▶ **Data entries**
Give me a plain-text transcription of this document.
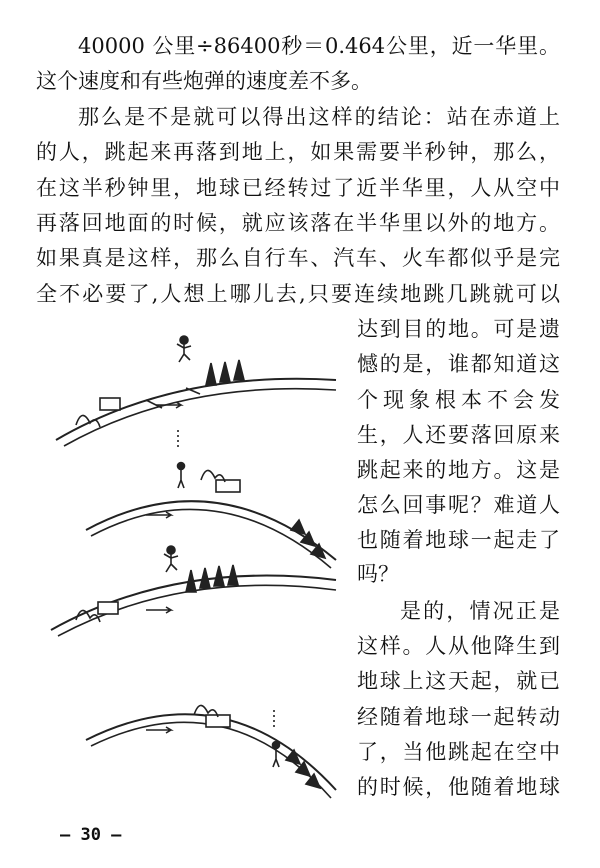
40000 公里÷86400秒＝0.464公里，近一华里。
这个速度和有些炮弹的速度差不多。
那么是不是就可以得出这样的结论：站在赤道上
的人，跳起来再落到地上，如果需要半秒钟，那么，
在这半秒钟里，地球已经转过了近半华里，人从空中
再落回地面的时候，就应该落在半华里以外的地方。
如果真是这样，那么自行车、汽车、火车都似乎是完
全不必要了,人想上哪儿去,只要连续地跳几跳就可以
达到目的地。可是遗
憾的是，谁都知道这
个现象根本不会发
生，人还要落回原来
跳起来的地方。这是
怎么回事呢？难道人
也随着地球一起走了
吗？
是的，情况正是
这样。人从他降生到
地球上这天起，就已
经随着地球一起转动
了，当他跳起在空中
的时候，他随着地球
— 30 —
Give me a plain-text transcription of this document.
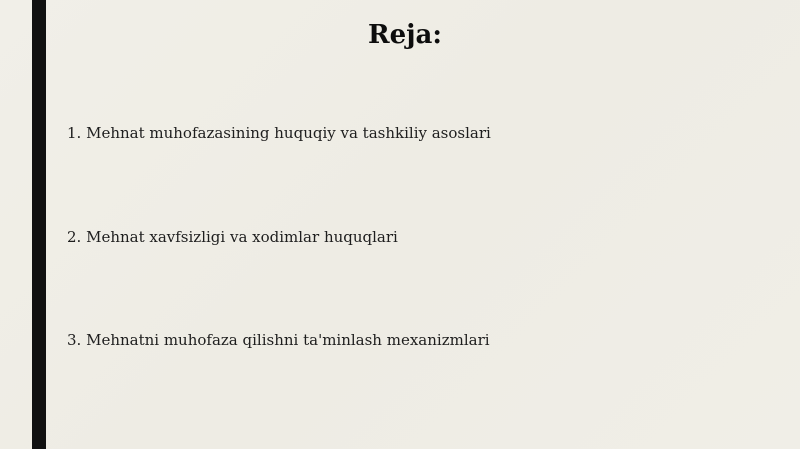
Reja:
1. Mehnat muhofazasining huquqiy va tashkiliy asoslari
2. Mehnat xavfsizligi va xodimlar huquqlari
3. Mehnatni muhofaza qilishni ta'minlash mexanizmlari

▶ **Exercise**
Leave out the pictures and return every record word for word.

▶ **Answer to this task**
Give me a plain-text transcription of this document.
40000 公里÷86400秒＝0.464公里，近一华里。
这个速度和有些炮弹的速度差不多。
那么是不是就可以得出这样的结论：站在赤道上
的人，跳起来再落到地上，如果需要半秒钟，那么，
在这半秒钟里，地球已经转过了近半华里，人从空中
再落回地面的时候，就应该落在半华里以外的地方。
如果真是这样，那么自行车、汽车、火车都似乎是完
全不必要了,人想上哪儿去,只要连续地跳几跳就可以
达到目的地。可是遗
憾的是，谁都知道这
个现象根本不会发
生，人还要落回原来
跳起来的地方。这是
怎么回事呢？难道人
也随着地球一起走了
吗？
是的，情况正是
这样。人从他降生到
地球上这天起，就已
经随着地球一起转动
了，当他跳起在空中
的时候，他随着地球
— 30 —
Give me a plain-text transcription of this document.
Reja:
1. Mehnat muhofazasining huquqiy va tashkiliy asoslari
2. Mehnat xavfsizligi va xodimlar huquqlari
3. Mehnatni muhofaza qilishni ta'minlash mexanizmlari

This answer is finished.